- EXERCISE BRIEF
Without the images, write out the whole listing exactly.

- DATA FOR THIS TASK

──────────

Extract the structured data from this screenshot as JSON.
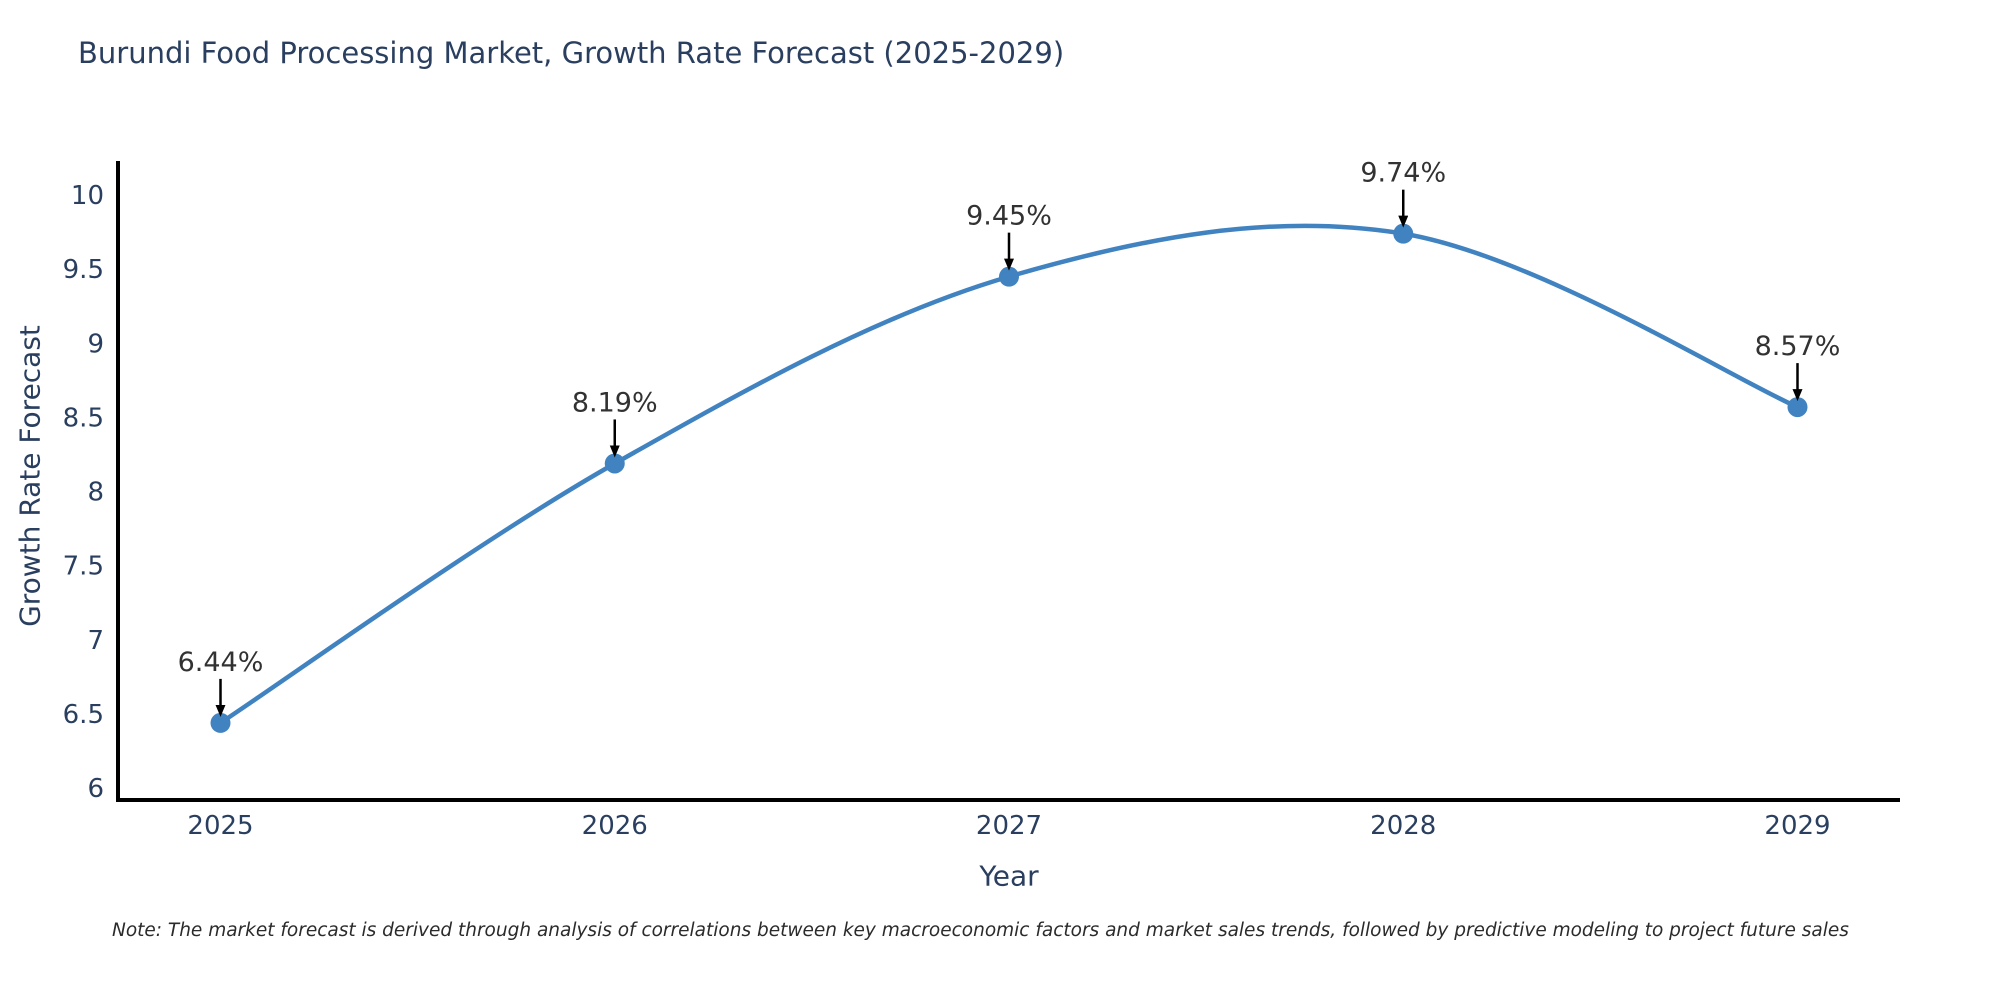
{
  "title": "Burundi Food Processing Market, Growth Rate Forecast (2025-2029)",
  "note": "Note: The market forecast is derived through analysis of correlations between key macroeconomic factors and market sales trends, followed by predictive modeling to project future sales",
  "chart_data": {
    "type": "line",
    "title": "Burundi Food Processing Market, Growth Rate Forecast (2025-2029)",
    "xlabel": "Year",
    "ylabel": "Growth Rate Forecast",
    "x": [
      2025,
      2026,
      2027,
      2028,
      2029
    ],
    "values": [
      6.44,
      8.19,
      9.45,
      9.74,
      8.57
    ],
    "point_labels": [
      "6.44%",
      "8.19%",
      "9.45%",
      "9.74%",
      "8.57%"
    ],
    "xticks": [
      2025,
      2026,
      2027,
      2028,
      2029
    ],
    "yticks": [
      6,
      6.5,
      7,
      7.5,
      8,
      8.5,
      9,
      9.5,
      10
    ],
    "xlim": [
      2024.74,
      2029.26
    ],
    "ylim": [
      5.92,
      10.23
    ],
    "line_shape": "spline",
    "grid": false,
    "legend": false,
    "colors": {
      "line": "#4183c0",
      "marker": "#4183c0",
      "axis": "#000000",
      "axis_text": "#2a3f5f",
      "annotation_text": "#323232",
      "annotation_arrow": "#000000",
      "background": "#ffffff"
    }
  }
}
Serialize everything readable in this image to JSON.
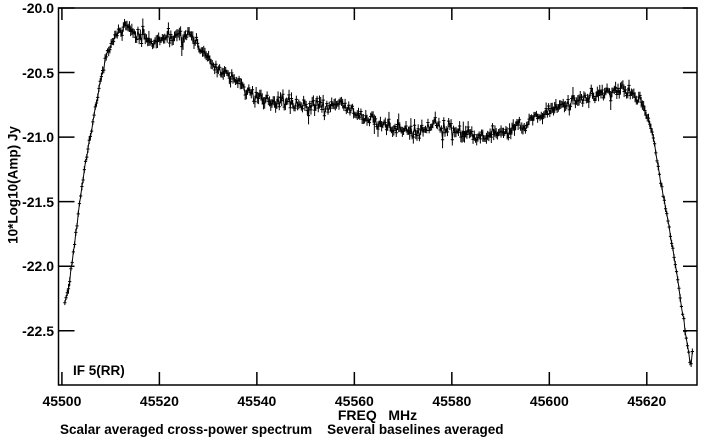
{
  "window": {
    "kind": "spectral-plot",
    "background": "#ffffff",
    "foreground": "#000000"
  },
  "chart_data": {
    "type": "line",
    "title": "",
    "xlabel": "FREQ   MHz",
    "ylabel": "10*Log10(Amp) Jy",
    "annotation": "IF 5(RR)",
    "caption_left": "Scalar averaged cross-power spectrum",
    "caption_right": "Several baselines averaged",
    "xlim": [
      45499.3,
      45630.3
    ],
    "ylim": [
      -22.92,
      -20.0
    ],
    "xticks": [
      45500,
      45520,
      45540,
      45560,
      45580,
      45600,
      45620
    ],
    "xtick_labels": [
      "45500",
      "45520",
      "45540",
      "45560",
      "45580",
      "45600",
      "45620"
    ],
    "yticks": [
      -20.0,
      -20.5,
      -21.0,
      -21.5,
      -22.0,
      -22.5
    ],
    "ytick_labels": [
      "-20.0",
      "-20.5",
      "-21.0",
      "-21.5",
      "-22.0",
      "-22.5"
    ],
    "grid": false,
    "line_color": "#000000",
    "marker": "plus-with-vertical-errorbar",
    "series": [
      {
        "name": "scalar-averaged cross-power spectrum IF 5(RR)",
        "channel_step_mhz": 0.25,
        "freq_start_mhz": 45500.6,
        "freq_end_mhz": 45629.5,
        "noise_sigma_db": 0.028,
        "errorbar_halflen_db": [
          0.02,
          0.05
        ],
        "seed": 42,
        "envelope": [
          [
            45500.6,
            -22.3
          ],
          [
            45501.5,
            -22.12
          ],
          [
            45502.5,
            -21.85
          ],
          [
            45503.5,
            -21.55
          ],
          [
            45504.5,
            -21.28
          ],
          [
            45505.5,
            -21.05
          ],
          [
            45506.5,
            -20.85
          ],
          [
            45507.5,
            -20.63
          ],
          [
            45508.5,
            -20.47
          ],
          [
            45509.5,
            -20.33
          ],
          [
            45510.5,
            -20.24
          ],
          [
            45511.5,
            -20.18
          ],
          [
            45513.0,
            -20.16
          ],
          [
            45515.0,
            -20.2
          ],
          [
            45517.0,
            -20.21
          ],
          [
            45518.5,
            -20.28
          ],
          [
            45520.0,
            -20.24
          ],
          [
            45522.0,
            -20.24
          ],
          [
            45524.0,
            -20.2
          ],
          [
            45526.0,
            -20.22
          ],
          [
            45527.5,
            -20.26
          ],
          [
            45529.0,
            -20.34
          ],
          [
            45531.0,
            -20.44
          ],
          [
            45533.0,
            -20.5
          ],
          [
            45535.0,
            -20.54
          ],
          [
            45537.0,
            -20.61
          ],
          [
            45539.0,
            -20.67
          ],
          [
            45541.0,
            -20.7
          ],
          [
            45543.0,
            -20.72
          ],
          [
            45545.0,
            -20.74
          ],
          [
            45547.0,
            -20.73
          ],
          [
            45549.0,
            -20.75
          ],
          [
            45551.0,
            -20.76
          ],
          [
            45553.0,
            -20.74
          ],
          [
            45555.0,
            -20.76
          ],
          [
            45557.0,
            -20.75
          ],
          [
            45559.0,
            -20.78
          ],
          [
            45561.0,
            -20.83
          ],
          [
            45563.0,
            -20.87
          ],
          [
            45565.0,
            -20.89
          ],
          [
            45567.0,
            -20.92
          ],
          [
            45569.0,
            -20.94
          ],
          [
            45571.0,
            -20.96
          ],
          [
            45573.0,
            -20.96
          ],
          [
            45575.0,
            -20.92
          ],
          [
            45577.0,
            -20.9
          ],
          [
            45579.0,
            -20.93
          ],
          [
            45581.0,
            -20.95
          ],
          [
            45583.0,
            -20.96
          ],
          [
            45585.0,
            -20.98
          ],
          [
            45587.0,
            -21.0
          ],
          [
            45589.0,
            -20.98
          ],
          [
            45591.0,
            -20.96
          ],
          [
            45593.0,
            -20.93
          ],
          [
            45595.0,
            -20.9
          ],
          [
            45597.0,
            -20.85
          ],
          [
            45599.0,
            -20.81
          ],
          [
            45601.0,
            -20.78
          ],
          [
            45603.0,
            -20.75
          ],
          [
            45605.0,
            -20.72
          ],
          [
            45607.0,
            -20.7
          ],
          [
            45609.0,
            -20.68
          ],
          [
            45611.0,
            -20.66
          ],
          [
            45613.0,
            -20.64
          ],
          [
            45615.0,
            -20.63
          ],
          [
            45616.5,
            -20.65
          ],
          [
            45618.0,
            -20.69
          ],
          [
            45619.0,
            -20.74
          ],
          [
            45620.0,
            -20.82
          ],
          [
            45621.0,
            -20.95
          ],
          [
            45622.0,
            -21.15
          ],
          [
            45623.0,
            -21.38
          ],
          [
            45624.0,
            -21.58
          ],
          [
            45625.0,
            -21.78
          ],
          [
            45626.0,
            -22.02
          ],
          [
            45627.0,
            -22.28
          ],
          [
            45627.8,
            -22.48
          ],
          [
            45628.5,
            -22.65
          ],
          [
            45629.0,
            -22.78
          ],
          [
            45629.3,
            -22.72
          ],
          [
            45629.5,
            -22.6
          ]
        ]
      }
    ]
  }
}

──────────

- EXERCISE RESPONSE
Extract the structured data from this screenshot as JSON.
{
  "title": "Burundi Food Processing Market, Growth Rate Forecast (2025-2029)",
  "note": "Note: The market forecast is derived through analysis of correlations between key macroeconomic factors and market sales trends, followed by predictive modeling to project future sales",
  "chart_data": {
    "type": "line",
    "title": "Burundi Food Processing Market, Growth Rate Forecast (2025-2029)",
    "xlabel": "Year",
    "ylabel": "Growth Rate Forecast",
    "x": [
      2025,
      2026,
      2027,
      2028,
      2029
    ],
    "values": [
      6.44,
      8.19,
      9.45,
      9.74,
      8.57
    ],
    "point_labels": [
      "6.44%",
      "8.19%",
      "9.45%",
      "9.74%",
      "8.57%"
    ],
    "xticks": [
      2025,
      2026,
      2027,
      2028,
      2029
    ],
    "yticks": [
      6,
      6.5,
      7,
      7.5,
      8,
      8.5,
      9,
      9.5,
      10
    ],
    "xlim": [
      2024.74,
      2029.26
    ],
    "ylim": [
      5.92,
      10.23
    ],
    "line_shape": "spline",
    "grid": false,
    "legend": false,
    "colors": {
      "line": "#4183c0",
      "marker": "#4183c0",
      "axis": "#000000",
      "axis_text": "#2a3f5f",
      "annotation_text": "#323232",
      "annotation_arrow": "#000000",
      "background": "#ffffff"
    }
  }
}
Serialize everything readable in this image to JSON.
{
  "window": {
    "kind": "spectral-plot",
    "background": "#ffffff",
    "foreground": "#000000"
  },
  "chart_data": {
    "type": "line",
    "title": "",
    "xlabel": "FREQ   MHz",
    "ylabel": "10*Log10(Amp) Jy",
    "annotation": "IF 5(RR)",
    "caption_left": "Scalar averaged cross-power spectrum",
    "caption_right": "Several baselines averaged",
    "xlim": [
      45499.3,
      45630.3
    ],
    "ylim": [
      -22.92,
      -20.0
    ],
    "xticks": [
      45500,
      45520,
      45540,
      45560,
      45580,
      45600,
      45620
    ],
    "xtick_labels": [
      "45500",
      "45520",
      "45540",
      "45560",
      "45580",
      "45600",
      "45620"
    ],
    "yticks": [
      -20.0,
      -20.5,
      -21.0,
      -21.5,
      -22.0,
      -22.5
    ],
    "ytick_labels": [
      "-20.0",
      "-20.5",
      "-21.0",
      "-21.5",
      "-22.0",
      "-22.5"
    ],
    "grid": false,
    "line_color": "#000000",
    "marker": "plus-with-vertical-errorbar",
    "series": [
      {
        "name": "scalar-averaged cross-power spectrum IF 5(RR)",
        "channel_step_mhz": 0.25,
        "freq_start_mhz": 45500.6,
        "freq_end_mhz": 45629.5,
        "noise_sigma_db": 0.028,
        "errorbar_halflen_db": [
          0.02,
          0.05
        ],
        "seed": 42,
        "envelope": [
          [
            45500.6,
            -22.3
          ],
          [
            45501.5,
            -22.12
          ],
          [
            45502.5,
            -21.85
          ],
          [
            45503.5,
            -21.55
          ],
          [
            45504.5,
            -21.28
          ],
          [
            45505.5,
            -21.05
          ],
          [
            45506.5,
            -20.85
          ],
          [
            45507.5,
            -20.63
          ],
          [
            45508.5,
            -20.47
          ],
          [
            45509.5,
            -20.33
          ],
          [
            45510.5,
            -20.24
          ],
          [
            45511.5,
            -20.18
          ],
          [
            45513.0,
            -20.16
          ],
          [
            45515.0,
            -20.2
          ],
          [
            45517.0,
            -20.21
          ],
          [
            45518.5,
            -20.28
          ],
          [
            45520.0,
            -20.24
          ],
          [
            45522.0,
            -20.24
          ],
          [
            45524.0,
            -20.2
          ],
          [
            45526.0,
            -20.22
          ],
          [
            45527.5,
            -20.26
          ],
          [
            45529.0,
            -20.34
          ],
          [
            45531.0,
            -20.44
          ],
          [
            45533.0,
            -20.5
          ],
          [
            45535.0,
            -20.54
          ],
          [
            45537.0,
            -20.61
          ],
          [
            45539.0,
            -20.67
          ],
          [
            45541.0,
            -20.7
          ],
          [
            45543.0,
            -20.72
          ],
          [
            45545.0,
            -20.74
          ],
          [
            45547.0,
            -20.73
          ],
          [
            45549.0,
            -20.75
          ],
          [
            45551.0,
            -20.76
          ],
          [
            45553.0,
            -20.74
          ],
          [
            45555.0,
            -20.76
          ],
          [
            45557.0,
            -20.75
          ],
          [
            45559.0,
            -20.78
          ],
          [
            45561.0,
            -20.83
          ],
          [
            45563.0,
            -20.87
          ],
          [
            45565.0,
            -20.89
          ],
          [
            45567.0,
            -20.92
          ],
          [
            45569.0,
            -20.94
          ],
          [
            45571.0,
            -20.96
          ],
          [
            45573.0,
            -20.96
          ],
          [
            45575.0,
            -20.92
          ],
          [
            45577.0,
            -20.9
          ],
          [
            45579.0,
            -20.93
          ],
          [
            45581.0,
            -20.95
          ],
          [
            45583.0,
            -20.96
          ],
          [
            45585.0,
            -20.98
          ],
          [
            45587.0,
            -21.0
          ],
          [
            45589.0,
            -20.98
          ],
          [
            45591.0,
            -20.96
          ],
          [
            45593.0,
            -20.93
          ],
          [
            45595.0,
            -20.9
          ],
          [
            45597.0,
            -20.85
          ],
          [
            45599.0,
            -20.81
          ],
          [
            45601.0,
            -20.78
          ],
          [
            45603.0,
            -20.75
          ],
          [
            45605.0,
            -20.72
          ],
          [
            45607.0,
            -20.7
          ],
          [
            45609.0,
            -20.68
          ],
          [
            45611.0,
            -20.66
          ],
          [
            45613.0,
            -20.64
          ],
          [
            45615.0,
            -20.63
          ],
          [
            45616.5,
            -20.65
          ],
          [
            45618.0,
            -20.69
          ],
          [
            45619.0,
            -20.74
          ],
          [
            45620.0,
            -20.82
          ],
          [
            45621.0,
            -20.95
          ],
          [
            45622.0,
            -21.15
          ],
          [
            45623.0,
            -21.38
          ],
          [
            45624.0,
            -21.58
          ],
          [
            45625.0,
            -21.78
          ],
          [
            45626.0,
            -22.02
          ],
          [
            45627.0,
            -22.28
          ],
          [
            45627.8,
            -22.48
          ],
          [
            45628.5,
            -22.65
          ],
          [
            45629.0,
            -22.78
          ],
          [
            45629.3,
            -22.72
          ],
          [
            45629.5,
            -22.6
          ]
        ]
      }
    ]
  }
}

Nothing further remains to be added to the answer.